**EXERCISE DIRECTIONS**: Return every line of the data below that includes the string "marker".

**RAW DATA**:
* Begin *
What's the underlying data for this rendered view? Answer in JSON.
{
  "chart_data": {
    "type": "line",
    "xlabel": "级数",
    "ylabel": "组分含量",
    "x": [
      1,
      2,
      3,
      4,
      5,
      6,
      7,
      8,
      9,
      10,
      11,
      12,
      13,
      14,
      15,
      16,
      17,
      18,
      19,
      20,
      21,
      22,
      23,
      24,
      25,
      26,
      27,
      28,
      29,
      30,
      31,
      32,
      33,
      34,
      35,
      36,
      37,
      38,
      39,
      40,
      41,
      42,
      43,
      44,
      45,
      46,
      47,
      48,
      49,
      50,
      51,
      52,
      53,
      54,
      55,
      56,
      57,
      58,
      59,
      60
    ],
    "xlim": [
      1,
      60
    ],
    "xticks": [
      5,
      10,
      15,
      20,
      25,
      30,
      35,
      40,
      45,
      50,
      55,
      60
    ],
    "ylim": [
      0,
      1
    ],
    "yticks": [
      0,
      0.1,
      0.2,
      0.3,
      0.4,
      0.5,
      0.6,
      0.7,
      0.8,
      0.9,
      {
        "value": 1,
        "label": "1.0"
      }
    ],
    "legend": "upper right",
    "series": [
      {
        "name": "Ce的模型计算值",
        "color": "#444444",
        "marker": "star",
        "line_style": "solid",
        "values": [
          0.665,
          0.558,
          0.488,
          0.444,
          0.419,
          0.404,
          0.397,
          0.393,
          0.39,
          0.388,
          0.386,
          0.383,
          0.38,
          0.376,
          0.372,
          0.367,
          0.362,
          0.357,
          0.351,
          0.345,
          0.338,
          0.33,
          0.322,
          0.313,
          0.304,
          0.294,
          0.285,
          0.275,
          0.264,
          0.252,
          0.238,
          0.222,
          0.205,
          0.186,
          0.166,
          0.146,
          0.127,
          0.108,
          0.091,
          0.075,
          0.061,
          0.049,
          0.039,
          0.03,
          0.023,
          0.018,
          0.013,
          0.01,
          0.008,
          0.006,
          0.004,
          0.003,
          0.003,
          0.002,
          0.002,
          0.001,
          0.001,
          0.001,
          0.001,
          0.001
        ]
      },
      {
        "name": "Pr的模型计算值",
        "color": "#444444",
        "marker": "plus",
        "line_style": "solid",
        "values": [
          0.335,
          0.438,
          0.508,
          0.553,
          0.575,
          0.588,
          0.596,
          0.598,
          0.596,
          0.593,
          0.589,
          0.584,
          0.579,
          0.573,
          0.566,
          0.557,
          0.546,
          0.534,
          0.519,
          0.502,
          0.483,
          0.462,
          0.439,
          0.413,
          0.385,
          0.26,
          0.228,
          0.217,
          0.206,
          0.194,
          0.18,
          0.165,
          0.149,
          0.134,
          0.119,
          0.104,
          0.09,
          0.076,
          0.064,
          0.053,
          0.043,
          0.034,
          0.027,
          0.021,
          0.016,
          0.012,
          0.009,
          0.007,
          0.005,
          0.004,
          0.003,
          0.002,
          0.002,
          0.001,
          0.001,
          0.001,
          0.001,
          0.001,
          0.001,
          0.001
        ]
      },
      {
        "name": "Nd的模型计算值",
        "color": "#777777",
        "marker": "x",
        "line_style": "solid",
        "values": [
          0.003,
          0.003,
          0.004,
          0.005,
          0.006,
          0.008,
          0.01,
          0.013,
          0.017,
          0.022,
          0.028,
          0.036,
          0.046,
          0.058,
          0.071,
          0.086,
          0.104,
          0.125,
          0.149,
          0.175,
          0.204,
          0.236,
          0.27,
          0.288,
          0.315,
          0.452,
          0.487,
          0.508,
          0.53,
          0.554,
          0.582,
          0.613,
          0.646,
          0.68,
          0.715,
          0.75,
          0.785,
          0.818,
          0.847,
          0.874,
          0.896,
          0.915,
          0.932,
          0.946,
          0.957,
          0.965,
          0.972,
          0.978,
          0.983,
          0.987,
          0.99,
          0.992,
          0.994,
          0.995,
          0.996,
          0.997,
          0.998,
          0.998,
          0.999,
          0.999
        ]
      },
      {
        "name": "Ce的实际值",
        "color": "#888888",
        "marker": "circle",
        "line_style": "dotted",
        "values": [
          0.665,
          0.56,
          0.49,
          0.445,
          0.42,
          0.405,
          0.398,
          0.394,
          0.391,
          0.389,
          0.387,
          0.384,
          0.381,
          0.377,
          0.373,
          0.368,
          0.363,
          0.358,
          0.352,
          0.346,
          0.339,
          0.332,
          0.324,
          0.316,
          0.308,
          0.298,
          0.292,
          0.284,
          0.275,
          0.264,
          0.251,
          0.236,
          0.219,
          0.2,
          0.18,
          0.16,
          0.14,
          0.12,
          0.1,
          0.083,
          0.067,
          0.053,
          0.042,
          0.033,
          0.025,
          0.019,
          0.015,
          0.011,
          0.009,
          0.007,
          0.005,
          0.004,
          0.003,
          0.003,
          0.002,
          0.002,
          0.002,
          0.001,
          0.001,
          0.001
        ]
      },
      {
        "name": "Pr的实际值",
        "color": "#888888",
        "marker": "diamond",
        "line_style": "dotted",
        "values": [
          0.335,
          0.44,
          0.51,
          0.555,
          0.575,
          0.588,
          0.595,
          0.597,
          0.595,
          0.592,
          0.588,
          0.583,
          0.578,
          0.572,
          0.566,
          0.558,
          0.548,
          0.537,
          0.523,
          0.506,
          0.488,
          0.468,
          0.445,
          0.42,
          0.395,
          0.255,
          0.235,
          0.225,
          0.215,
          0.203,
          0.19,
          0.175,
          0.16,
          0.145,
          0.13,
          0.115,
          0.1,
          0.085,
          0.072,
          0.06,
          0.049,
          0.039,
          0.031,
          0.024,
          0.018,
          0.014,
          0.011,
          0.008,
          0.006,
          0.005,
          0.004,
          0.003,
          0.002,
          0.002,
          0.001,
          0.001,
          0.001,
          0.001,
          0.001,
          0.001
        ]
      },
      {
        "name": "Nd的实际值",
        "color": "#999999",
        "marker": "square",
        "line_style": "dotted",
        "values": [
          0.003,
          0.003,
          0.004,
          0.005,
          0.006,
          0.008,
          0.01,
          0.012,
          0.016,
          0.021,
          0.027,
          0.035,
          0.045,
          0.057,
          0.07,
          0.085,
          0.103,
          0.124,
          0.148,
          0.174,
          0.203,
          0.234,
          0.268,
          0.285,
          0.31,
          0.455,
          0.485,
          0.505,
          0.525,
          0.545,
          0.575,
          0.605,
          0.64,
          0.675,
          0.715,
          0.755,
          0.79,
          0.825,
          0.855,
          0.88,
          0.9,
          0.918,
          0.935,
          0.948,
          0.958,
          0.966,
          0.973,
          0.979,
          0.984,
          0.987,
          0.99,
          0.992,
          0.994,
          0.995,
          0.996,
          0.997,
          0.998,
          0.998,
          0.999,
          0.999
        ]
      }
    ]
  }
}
* End *
**RESPONSE TO THE EXERCISE**:
        "marker": "star",
        "marker": "plus",
        "marker": "x",
        "marker": "circle",
        "marker": "diamond",
        "marker": "square",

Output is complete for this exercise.